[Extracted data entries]
····················

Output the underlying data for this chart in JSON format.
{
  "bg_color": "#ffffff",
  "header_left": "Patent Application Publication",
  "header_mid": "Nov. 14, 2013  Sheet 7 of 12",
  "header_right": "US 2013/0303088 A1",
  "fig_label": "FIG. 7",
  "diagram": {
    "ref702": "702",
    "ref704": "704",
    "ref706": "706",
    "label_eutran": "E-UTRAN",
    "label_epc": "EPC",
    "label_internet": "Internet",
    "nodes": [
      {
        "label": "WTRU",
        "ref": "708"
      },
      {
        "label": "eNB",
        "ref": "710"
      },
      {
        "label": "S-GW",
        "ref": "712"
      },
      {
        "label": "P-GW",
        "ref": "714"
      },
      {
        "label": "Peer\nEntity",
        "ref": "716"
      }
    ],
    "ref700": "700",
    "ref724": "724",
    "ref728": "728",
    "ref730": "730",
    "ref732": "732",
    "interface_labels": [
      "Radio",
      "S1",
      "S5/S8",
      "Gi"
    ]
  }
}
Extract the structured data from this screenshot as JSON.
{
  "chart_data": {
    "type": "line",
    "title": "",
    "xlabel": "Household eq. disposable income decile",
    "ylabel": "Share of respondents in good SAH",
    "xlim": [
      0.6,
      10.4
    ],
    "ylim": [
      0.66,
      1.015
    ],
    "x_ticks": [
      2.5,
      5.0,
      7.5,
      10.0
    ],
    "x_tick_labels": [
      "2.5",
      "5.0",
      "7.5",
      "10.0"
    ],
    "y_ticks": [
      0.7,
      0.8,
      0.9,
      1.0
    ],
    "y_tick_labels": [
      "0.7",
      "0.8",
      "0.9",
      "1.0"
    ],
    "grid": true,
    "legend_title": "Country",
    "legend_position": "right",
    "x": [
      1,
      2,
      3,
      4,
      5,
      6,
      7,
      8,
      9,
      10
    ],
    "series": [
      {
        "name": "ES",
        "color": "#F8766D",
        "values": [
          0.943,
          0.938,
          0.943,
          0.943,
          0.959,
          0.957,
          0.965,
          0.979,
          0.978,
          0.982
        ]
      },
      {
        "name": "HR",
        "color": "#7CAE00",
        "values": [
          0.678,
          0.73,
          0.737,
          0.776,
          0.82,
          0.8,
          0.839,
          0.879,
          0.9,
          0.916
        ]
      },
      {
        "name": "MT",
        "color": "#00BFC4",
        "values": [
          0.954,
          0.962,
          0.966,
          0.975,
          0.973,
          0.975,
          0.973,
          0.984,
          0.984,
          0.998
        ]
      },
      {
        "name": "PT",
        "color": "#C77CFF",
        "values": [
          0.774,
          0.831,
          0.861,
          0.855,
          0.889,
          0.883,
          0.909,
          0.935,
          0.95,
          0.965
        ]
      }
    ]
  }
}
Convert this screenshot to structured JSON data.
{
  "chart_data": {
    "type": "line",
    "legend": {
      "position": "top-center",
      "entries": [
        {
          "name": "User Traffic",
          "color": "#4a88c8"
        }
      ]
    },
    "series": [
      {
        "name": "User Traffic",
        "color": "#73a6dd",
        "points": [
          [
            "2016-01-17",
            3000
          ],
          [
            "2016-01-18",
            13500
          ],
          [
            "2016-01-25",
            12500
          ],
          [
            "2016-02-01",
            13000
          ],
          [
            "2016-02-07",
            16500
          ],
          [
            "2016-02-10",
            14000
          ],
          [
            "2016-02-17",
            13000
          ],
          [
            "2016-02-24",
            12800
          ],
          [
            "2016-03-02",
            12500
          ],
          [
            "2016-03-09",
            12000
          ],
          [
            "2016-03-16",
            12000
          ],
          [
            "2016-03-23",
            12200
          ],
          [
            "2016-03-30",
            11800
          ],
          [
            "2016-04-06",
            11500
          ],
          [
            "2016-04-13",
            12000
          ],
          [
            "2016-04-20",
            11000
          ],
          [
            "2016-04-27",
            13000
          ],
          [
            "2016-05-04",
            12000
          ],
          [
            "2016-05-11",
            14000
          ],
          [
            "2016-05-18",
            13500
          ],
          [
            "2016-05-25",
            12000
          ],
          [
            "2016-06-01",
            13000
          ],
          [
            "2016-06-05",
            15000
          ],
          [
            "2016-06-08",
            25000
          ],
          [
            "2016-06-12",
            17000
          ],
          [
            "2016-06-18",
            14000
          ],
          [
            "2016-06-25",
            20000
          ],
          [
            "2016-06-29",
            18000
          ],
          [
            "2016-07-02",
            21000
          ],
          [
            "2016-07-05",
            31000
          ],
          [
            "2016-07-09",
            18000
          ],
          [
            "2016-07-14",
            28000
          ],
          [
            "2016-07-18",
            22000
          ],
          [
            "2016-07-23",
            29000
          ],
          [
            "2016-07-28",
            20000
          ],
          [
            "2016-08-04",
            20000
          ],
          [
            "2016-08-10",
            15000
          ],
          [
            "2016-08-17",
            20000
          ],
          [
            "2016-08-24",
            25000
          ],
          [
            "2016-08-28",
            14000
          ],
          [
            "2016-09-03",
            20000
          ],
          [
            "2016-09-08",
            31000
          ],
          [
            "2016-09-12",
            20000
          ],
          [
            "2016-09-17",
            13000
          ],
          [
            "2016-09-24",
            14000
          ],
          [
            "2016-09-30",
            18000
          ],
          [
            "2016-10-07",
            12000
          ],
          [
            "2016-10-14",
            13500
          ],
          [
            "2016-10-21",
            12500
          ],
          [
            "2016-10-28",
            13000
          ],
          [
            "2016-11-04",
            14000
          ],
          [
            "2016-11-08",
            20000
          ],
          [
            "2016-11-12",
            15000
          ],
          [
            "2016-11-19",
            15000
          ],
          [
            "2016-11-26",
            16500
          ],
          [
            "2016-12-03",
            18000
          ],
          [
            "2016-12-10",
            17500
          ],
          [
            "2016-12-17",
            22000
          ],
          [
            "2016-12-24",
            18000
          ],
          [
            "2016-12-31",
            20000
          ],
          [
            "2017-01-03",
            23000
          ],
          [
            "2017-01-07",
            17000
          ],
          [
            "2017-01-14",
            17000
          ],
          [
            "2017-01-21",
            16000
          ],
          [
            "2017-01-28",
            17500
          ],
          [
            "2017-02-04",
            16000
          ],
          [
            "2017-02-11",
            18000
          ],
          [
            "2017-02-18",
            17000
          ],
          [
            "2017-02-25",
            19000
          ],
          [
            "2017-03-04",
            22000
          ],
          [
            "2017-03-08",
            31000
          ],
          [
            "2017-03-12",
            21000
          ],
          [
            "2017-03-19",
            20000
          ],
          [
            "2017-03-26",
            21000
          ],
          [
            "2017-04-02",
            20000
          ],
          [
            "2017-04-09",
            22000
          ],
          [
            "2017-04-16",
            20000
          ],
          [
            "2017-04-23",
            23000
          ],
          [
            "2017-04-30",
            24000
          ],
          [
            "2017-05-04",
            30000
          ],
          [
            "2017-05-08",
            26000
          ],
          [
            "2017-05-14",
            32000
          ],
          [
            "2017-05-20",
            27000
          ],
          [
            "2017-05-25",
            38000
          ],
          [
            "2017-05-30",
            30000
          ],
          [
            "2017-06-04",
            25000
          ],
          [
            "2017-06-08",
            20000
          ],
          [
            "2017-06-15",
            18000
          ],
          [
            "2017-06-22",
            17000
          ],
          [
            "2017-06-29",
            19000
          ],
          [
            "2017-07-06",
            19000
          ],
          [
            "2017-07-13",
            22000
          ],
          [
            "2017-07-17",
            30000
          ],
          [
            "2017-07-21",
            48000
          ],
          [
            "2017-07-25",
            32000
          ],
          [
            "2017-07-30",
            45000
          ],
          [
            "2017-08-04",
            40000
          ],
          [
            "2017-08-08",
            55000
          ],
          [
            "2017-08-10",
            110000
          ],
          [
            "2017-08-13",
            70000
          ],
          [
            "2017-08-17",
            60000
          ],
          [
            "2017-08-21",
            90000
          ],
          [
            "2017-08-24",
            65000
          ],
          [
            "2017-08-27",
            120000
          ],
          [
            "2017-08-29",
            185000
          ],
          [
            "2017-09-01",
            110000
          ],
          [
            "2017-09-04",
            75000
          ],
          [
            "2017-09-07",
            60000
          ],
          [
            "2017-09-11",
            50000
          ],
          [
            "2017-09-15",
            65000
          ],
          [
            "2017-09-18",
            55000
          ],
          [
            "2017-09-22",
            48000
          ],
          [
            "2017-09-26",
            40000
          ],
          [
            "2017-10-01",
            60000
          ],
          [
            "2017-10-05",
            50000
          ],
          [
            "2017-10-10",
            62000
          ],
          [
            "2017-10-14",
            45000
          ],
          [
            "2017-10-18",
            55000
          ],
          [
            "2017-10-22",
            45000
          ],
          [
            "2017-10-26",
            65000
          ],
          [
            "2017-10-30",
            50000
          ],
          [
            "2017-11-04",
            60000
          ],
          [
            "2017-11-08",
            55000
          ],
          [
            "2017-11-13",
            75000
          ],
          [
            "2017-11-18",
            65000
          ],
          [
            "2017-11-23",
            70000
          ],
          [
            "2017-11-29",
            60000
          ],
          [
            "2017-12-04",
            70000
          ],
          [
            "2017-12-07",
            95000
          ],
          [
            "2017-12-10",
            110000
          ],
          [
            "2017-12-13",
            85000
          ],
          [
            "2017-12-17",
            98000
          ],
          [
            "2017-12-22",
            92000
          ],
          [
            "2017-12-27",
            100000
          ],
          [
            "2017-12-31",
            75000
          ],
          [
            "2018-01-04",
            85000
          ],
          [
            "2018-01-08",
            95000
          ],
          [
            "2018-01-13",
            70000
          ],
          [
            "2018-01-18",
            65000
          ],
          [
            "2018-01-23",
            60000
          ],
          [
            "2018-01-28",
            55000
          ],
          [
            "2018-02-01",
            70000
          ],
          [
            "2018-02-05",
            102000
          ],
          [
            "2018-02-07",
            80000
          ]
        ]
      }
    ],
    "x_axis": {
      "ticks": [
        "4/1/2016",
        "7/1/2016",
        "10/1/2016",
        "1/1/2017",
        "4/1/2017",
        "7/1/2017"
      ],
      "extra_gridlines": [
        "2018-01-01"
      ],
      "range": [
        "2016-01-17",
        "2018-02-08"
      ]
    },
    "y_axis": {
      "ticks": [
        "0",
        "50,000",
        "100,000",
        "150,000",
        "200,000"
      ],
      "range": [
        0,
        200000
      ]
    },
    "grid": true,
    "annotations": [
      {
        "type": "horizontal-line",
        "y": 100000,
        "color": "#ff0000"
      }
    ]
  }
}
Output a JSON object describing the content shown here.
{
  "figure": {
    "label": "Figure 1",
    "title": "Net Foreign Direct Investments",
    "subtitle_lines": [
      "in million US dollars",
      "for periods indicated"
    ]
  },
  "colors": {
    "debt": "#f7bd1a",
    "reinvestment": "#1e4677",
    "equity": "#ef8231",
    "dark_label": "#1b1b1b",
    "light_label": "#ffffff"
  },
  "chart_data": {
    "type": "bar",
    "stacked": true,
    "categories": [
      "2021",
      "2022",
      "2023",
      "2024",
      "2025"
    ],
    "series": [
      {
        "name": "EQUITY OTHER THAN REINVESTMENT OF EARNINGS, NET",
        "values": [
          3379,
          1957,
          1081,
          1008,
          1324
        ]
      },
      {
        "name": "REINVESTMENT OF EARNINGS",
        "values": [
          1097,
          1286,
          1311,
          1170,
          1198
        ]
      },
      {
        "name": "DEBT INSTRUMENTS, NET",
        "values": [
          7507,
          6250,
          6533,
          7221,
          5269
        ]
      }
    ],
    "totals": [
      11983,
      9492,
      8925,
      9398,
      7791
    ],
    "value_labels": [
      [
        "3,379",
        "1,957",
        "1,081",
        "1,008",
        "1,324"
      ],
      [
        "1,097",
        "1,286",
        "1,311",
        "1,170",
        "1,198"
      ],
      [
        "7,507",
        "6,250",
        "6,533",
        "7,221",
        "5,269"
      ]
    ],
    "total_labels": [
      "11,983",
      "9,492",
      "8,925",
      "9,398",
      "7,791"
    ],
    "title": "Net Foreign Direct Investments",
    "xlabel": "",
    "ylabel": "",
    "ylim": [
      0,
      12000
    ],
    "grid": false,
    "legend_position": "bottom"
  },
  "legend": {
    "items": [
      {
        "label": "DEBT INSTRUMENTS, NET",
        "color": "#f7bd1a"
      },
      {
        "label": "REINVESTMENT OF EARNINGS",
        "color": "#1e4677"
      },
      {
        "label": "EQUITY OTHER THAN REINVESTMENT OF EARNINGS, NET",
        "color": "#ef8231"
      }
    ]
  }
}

····················

Written task —
Pick out the lines containing the string "THAN".

Solution to this exercise —
        "name": "EQUITY OTHER THAN REINVESTMENT OF EARNINGS, NET",
        "label": "EQUITY OTHER THAN REINVESTMENT OF EARNINGS, NET",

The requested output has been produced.